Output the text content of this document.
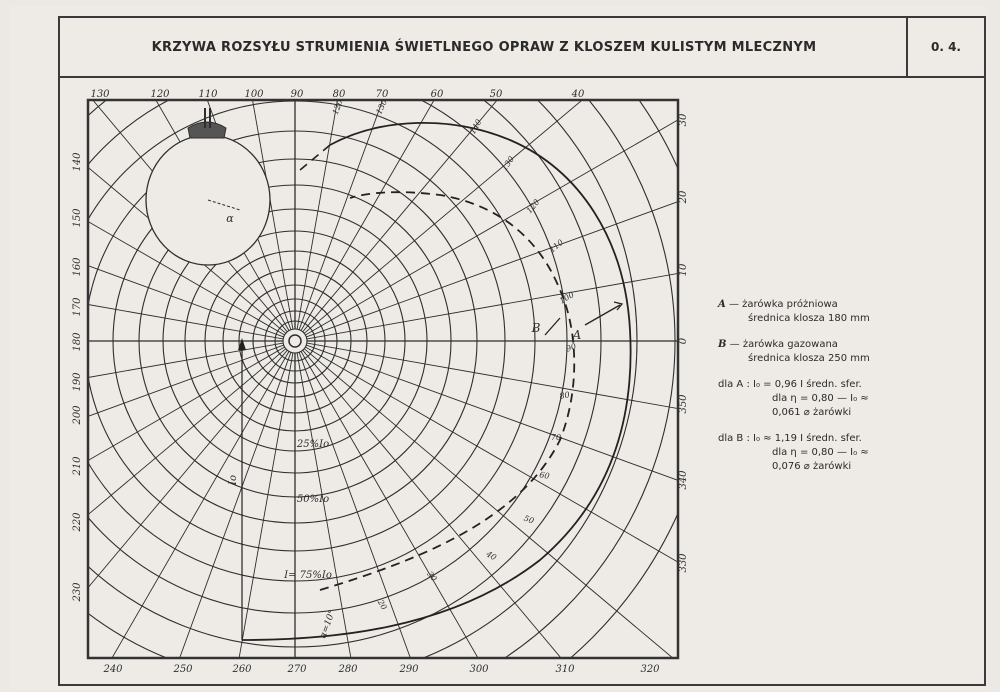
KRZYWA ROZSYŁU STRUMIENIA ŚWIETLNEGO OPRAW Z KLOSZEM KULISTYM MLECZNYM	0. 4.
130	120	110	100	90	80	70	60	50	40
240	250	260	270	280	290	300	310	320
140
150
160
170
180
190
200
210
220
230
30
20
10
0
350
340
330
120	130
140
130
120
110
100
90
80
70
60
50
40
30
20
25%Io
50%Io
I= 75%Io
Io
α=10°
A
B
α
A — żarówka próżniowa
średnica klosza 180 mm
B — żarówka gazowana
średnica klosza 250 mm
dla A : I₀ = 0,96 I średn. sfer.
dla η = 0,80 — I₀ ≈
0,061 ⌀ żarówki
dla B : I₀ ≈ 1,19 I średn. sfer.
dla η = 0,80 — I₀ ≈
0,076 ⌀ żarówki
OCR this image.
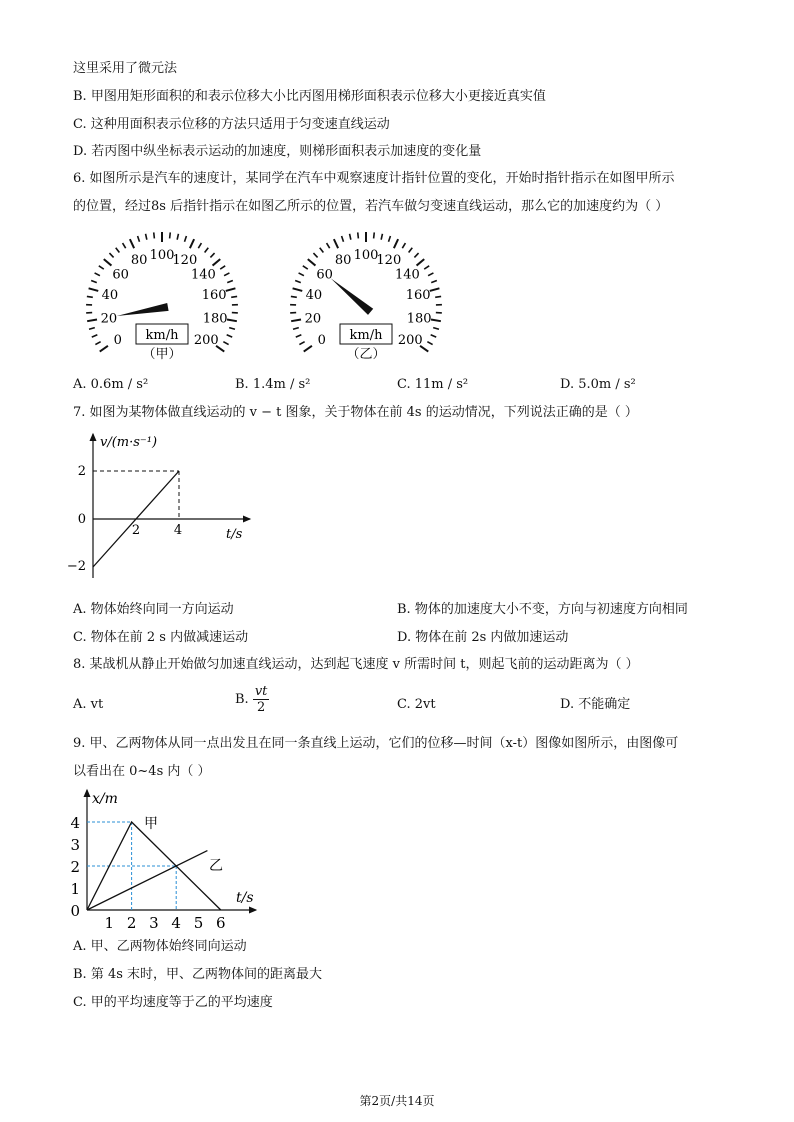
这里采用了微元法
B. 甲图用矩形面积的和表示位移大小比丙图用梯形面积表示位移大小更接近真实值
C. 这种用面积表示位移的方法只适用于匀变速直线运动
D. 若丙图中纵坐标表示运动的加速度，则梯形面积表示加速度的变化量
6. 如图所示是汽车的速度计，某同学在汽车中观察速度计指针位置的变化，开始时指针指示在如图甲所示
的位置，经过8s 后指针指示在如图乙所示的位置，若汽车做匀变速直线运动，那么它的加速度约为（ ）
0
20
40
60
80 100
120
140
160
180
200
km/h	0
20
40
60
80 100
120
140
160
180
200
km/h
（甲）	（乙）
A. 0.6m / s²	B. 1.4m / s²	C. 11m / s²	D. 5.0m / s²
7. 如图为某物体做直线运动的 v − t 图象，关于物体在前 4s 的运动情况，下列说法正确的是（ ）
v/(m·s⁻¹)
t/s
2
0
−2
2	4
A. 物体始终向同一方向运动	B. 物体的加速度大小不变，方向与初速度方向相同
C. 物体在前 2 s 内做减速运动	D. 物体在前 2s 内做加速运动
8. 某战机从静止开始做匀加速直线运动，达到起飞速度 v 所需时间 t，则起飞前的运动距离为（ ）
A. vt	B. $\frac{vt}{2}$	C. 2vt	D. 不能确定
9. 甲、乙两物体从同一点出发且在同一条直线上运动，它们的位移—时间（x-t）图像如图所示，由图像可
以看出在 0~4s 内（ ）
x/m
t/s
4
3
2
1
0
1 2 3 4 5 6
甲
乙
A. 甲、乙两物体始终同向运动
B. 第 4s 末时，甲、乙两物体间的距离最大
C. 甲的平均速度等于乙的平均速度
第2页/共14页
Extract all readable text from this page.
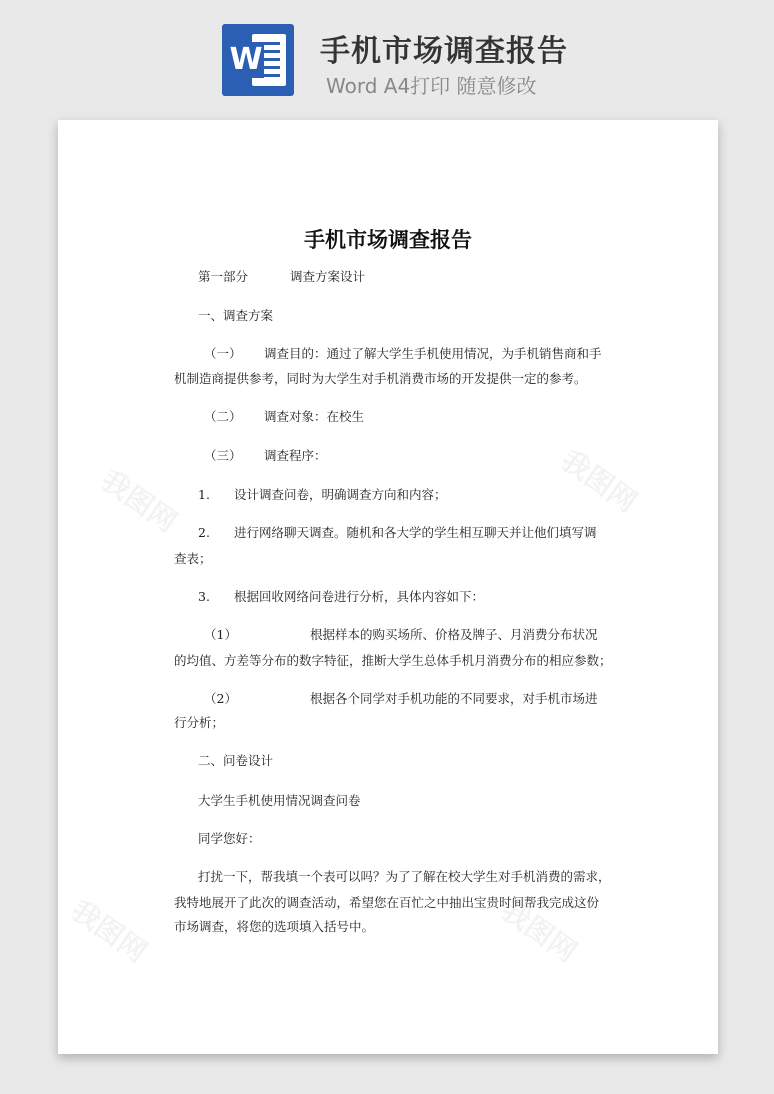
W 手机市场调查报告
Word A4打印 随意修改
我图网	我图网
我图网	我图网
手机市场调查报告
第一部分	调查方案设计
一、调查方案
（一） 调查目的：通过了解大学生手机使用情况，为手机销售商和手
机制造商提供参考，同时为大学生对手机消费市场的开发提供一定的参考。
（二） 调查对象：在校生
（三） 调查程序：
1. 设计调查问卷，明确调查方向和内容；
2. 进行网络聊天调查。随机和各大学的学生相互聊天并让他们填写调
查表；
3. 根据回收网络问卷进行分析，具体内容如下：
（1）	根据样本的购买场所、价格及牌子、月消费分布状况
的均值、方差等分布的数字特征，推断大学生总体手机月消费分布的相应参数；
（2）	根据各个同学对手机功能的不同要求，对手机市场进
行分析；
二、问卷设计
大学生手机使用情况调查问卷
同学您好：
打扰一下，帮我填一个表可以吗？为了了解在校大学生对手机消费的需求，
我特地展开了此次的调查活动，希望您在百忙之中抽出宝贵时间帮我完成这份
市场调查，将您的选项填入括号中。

---------------

» **Directive**
In the records above, find the line containing "Extract all readable text from this page.", then please restate it and each line after it word for word, pictures excluded.

» **Task result**
Extract all readable text from this page.
W 手机市场调查报告
Word A4打印 随意修改
我图网	我图网
我图网	我图网
手机市场调查报告
第一部分	调查方案设计
一、调查方案
（一） 调查目的：通过了解大学生手机使用情况，为手机销售商和手
机制造商提供参考，同时为大学生对手机消费市场的开发提供一定的参考。
（二） 调查对象：在校生
（三） 调查程序：
1. 设计调查问卷，明确调查方向和内容；
2. 进行网络聊天调查。随机和各大学的学生相互聊天并让他们填写调
查表；
3. 根据回收网络问卷进行分析，具体内容如下：
（1）	根据样本的购买场所、价格及牌子、月消费分布状况
的均值、方差等分布的数字特征，推断大学生总体手机月消费分布的相应参数；
（2）	根据各个同学对手机功能的不同要求，对手机市场进
行分析；
二、问卷设计
大学生手机使用情况调查问卷
同学您好：
打扰一下，帮我填一个表可以吗？为了了解在校大学生对手机消费的需求，
我特地展开了此次的调查活动，希望您在百忙之中抽出宝贵时间帮我完成这份
市场调查，将您的选项填入括号中。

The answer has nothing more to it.